[Task instructions]
Look through the listing below and work out how many of its lines hold the word "pozycję". Give only the number.
+++ Entries supplied +++
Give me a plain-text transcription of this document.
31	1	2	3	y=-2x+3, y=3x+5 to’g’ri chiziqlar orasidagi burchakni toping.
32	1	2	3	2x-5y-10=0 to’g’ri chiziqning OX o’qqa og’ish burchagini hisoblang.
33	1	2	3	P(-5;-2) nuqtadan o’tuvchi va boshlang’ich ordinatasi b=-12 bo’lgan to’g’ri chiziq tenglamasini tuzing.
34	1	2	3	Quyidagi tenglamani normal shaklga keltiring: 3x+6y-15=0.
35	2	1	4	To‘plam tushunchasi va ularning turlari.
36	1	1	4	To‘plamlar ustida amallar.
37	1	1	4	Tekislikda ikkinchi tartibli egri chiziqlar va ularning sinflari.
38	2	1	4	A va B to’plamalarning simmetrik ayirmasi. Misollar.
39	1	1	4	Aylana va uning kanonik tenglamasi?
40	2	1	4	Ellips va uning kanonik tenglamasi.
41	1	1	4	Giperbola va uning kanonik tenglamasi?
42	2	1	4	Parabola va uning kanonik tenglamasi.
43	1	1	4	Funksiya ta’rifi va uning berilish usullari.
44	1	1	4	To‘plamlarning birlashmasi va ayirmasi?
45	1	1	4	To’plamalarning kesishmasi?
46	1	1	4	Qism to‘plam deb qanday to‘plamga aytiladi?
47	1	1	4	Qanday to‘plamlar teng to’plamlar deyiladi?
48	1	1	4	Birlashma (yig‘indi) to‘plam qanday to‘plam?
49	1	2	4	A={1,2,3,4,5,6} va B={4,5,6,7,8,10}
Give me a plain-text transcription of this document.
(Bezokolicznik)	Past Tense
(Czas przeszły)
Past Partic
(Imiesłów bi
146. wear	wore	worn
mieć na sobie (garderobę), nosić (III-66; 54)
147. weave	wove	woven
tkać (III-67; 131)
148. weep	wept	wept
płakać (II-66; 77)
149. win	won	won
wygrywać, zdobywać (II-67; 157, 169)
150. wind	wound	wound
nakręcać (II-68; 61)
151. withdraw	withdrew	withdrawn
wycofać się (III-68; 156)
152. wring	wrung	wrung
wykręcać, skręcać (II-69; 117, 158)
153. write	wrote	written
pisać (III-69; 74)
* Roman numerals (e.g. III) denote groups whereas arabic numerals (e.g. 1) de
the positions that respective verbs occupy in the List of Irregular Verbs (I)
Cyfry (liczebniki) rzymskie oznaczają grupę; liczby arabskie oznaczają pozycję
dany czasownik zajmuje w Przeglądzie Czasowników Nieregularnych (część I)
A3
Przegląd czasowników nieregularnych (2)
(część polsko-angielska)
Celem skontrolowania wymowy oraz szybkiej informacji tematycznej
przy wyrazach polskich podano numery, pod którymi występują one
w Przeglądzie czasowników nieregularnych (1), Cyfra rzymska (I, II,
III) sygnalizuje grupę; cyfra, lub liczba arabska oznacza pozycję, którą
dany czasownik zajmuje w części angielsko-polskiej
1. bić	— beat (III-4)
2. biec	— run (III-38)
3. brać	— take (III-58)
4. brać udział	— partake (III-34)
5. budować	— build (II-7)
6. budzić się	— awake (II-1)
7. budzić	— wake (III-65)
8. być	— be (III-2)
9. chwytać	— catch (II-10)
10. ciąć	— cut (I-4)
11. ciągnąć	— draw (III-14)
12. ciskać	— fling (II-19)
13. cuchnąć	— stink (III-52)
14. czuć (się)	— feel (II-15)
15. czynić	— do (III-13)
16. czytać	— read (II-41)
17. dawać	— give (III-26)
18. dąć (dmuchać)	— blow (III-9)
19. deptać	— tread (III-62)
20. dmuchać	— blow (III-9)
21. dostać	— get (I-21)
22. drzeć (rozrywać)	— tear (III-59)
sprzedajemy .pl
+++
[Solution below]
2